**PROBLEM TO WORK ON**
From the listing below, tally the lines that include "page". Return only the total.

**DATA FOR PROCESSING**

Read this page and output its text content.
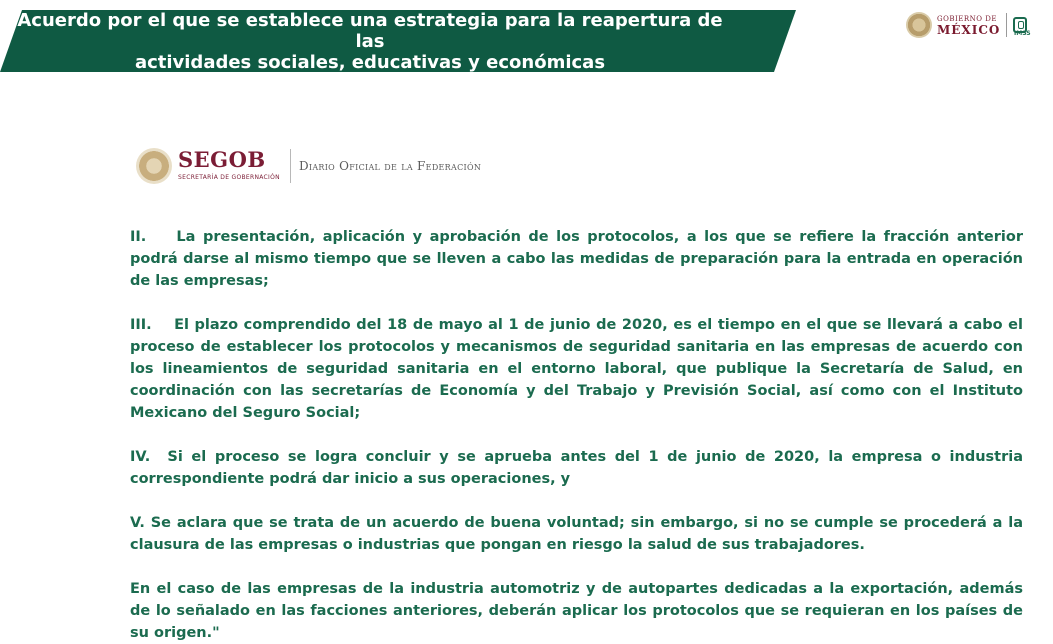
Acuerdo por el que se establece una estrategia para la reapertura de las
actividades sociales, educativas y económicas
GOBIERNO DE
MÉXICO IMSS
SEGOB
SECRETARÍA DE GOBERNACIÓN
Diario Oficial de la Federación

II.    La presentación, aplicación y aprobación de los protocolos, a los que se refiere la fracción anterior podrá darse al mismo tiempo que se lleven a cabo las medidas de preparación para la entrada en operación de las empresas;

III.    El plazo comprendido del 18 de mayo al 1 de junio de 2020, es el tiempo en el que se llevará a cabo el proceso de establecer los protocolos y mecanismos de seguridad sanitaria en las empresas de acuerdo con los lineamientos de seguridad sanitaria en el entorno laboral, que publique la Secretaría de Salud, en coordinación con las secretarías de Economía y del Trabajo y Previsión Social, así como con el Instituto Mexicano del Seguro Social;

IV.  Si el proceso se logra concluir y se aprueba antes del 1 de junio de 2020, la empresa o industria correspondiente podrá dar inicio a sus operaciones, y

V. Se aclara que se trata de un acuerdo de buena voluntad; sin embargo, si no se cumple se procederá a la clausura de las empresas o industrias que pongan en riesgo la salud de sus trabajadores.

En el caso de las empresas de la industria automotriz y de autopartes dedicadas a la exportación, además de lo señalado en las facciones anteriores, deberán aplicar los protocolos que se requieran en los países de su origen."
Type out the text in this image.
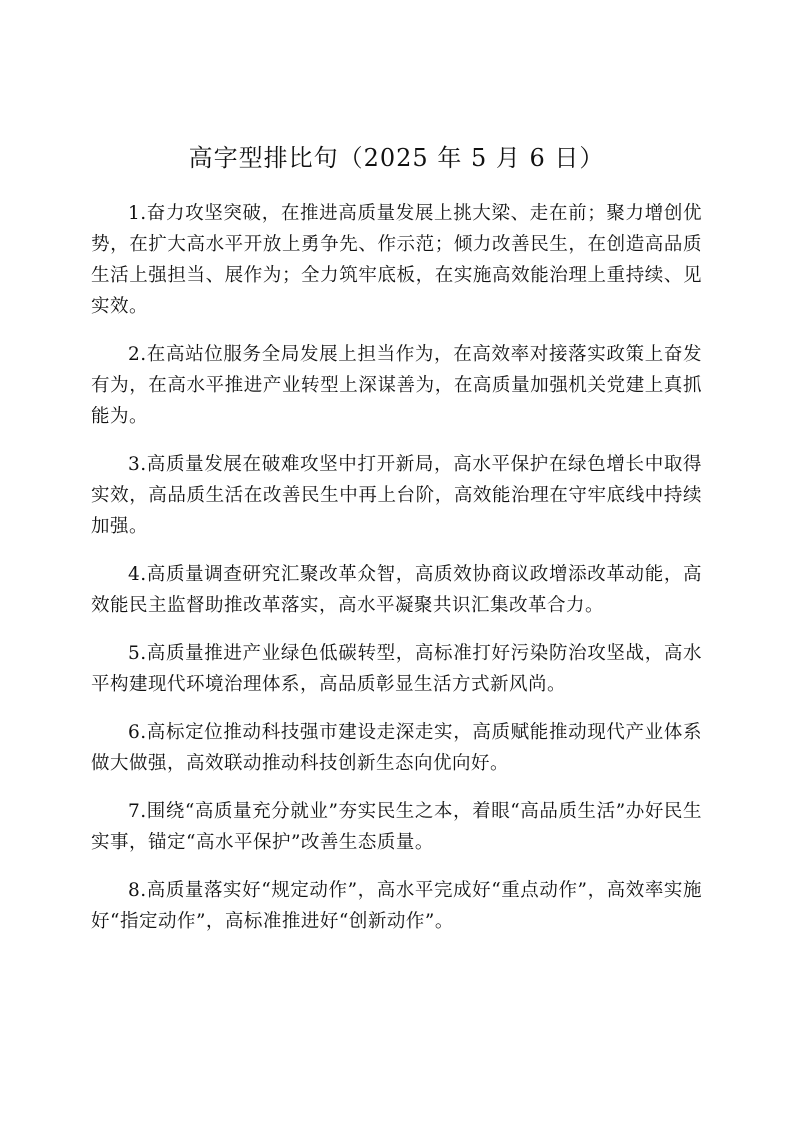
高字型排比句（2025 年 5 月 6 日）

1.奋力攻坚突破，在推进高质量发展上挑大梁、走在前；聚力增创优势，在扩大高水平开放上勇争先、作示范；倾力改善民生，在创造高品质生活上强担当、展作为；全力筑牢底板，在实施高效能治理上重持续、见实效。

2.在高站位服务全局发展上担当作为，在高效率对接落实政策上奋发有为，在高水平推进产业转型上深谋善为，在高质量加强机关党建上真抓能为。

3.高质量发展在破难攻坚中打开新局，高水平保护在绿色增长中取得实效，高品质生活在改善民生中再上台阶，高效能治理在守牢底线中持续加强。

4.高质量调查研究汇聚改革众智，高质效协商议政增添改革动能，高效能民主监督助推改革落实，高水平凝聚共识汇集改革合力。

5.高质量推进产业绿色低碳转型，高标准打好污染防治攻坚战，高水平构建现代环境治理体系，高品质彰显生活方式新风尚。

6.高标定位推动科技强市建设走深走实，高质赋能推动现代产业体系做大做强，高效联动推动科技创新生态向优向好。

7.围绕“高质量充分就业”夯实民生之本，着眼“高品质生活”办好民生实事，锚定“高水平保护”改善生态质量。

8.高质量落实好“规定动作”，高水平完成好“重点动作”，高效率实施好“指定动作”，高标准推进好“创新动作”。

==

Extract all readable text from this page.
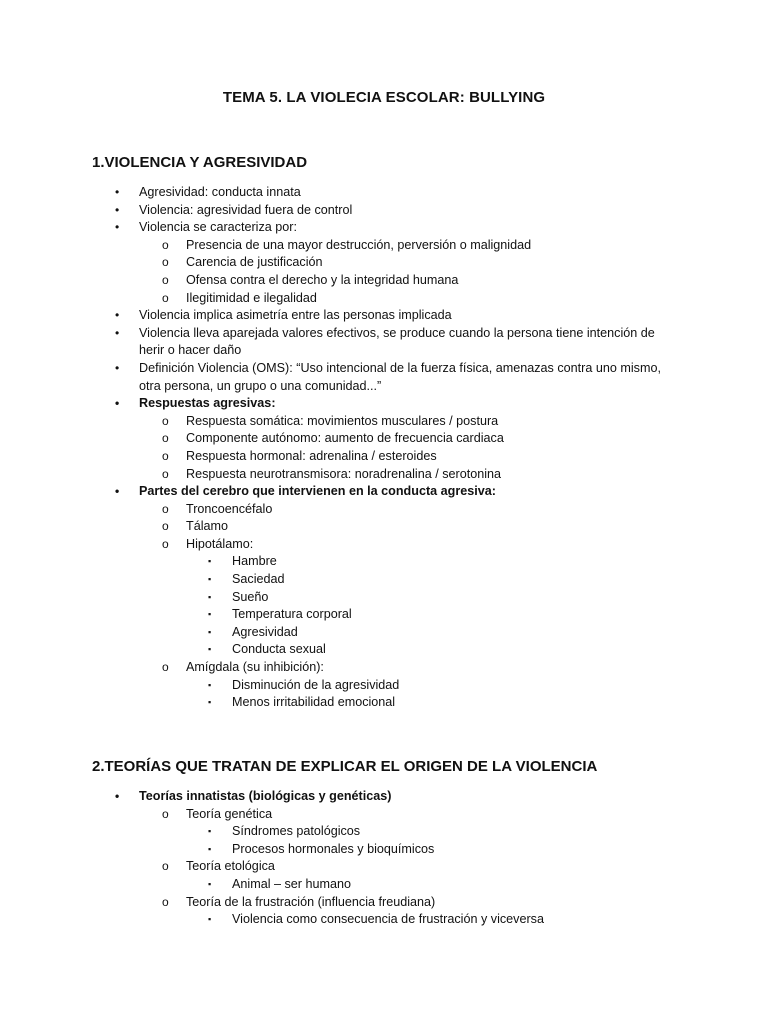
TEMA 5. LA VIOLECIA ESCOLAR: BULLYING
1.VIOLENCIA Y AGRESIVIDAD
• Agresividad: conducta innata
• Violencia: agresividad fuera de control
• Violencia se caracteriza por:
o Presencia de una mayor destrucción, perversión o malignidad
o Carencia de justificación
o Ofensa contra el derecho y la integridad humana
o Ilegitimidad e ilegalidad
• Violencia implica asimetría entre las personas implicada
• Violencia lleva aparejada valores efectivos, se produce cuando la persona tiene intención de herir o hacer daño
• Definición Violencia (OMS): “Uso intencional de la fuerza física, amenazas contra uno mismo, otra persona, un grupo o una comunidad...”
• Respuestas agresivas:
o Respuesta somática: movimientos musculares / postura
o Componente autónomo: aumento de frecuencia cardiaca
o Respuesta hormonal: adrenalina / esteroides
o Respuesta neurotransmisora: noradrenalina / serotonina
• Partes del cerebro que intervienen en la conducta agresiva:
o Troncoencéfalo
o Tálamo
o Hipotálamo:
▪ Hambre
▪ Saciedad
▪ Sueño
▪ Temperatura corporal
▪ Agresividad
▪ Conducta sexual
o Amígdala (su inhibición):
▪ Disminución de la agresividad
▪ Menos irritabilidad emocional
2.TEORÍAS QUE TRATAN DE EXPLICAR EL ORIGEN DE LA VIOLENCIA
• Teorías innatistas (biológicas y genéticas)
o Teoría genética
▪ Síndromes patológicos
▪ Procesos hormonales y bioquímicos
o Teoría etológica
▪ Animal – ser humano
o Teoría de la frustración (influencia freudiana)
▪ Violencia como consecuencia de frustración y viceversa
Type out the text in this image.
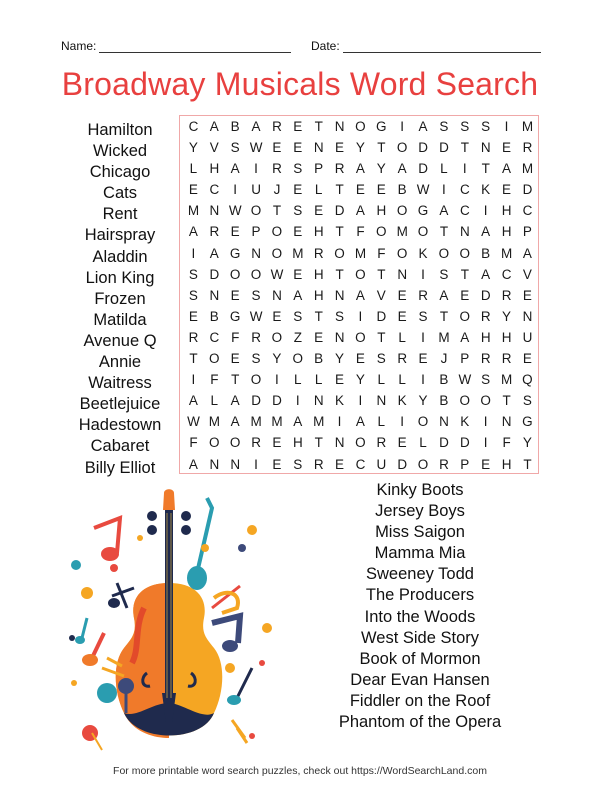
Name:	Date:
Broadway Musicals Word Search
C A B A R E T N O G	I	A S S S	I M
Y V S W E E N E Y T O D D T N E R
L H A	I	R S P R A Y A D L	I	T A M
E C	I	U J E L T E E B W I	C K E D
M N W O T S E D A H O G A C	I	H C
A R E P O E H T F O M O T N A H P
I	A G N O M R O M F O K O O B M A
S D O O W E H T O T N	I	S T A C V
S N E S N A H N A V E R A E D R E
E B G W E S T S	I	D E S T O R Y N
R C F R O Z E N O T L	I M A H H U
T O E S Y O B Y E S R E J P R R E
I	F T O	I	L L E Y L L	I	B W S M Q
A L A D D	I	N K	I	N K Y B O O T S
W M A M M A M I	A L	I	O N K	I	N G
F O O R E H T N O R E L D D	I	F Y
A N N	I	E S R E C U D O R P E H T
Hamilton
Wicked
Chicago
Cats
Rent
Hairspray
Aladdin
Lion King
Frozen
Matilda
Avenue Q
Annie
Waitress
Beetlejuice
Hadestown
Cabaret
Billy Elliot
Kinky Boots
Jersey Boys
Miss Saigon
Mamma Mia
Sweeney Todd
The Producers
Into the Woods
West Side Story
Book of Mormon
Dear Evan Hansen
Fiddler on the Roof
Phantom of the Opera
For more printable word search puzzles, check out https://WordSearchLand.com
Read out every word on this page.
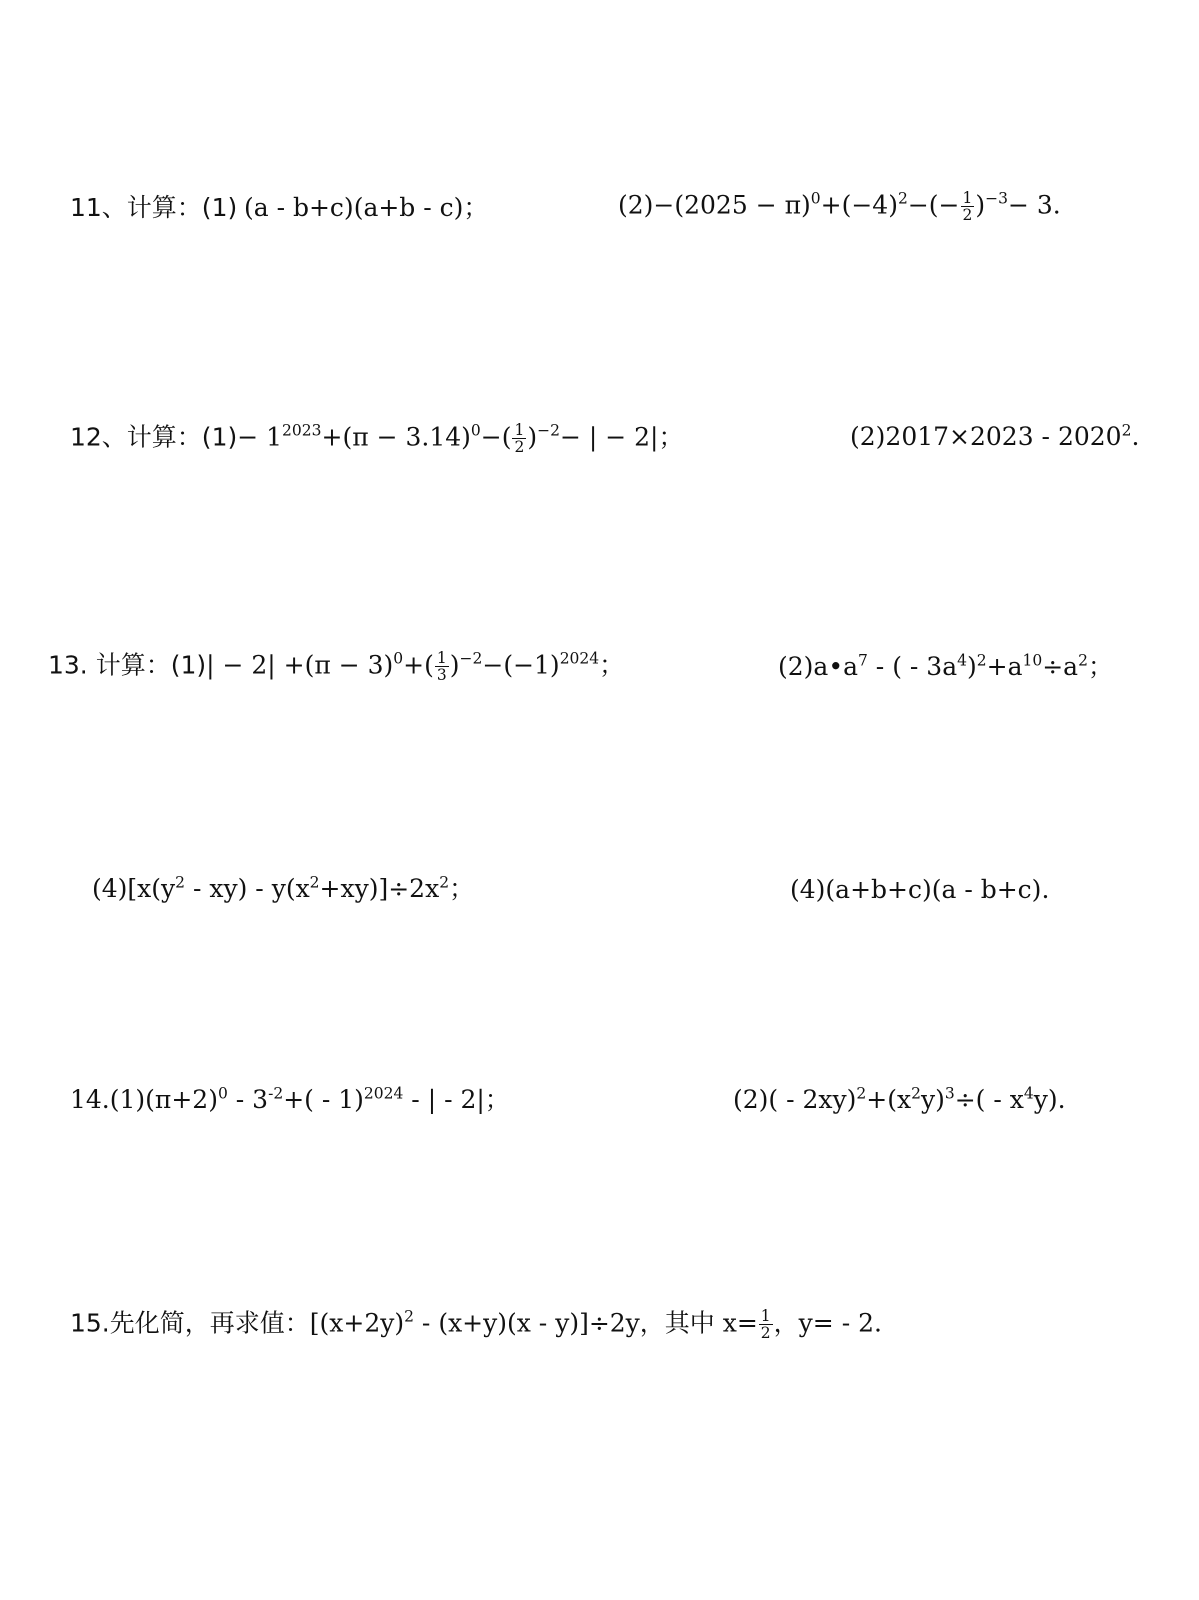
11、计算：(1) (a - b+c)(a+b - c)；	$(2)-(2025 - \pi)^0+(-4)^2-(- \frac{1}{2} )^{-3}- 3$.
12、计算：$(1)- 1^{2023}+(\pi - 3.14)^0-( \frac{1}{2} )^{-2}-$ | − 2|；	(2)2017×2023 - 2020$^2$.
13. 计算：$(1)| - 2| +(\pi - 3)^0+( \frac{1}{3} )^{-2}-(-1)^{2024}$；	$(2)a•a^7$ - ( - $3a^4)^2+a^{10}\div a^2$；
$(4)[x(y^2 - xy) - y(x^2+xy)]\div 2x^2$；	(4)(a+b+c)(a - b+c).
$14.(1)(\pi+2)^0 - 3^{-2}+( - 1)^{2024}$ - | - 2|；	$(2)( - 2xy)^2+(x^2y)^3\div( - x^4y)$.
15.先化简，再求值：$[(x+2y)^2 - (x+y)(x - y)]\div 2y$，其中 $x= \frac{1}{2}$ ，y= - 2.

**THE ANSWER**
3